**TO BE DONE**
Repeat the data verbatim.

**SOURCE RECORDS**
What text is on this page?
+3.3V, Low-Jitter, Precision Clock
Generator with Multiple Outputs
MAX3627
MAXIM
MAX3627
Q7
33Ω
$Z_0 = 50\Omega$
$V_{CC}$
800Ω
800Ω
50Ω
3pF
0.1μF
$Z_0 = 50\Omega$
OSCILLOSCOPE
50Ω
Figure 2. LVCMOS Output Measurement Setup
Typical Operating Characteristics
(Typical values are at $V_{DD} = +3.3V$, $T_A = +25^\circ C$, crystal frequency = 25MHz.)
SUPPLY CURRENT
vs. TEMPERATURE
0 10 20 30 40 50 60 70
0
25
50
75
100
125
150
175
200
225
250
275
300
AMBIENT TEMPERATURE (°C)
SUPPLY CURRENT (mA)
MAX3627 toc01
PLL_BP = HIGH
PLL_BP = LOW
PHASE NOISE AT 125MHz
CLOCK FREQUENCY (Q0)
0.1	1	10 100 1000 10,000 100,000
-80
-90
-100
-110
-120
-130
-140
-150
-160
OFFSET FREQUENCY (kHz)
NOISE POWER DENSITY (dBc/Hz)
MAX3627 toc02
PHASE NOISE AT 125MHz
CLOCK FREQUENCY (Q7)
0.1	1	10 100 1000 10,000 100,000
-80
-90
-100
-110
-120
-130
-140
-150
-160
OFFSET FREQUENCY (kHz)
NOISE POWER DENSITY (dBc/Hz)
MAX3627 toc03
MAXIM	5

**THE ANSWER**
What text is on this page?
+3.3V, Low-Jitter, Precision Clock
Generator with Multiple Outputs
MAX3627
MAXIM
MAX3627
Q7
33Ω
$Z_0 = 50\Omega$
$V_{CC}$
800Ω
800Ω
50Ω
3pF
0.1μF
$Z_0 = 50\Omega$
OSCILLOSCOPE
50Ω
Figure 2. LVCMOS Output Measurement Setup
Typical Operating Characteristics
(Typical values are at $V_{DD} = +3.3V$, $T_A = +25^\circ C$, crystal frequency = 25MHz.)
SUPPLY CURRENT
vs. TEMPERATURE
0 10 20 30 40 50 60 70
0
25
50
75
100
125
150
175
200
225
250
275
300
AMBIENT TEMPERATURE (°C)
SUPPLY CURRENT (mA)
MAX3627 toc01
PLL_BP = HIGH
PLL_BP = LOW
PHASE NOISE AT 125MHz
CLOCK FREQUENCY (Q0)
0.1	1	10 100 1000 10,000 100,000
-80
-90
-100
-110
-120
-130
-140
-150
-160
OFFSET FREQUENCY (kHz)
NOISE POWER DENSITY (dBc/Hz)
MAX3627 toc02
PHASE NOISE AT 125MHz
CLOCK FREQUENCY (Q7)
0.1	1	10 100 1000 10,000 100,000
-80
-90
-100
-110
-120
-130
-140
-150
-160
OFFSET FREQUENCY (kHz)
NOISE POWER DENSITY (dBc/Hz)
MAX3627 toc03
MAXIM	5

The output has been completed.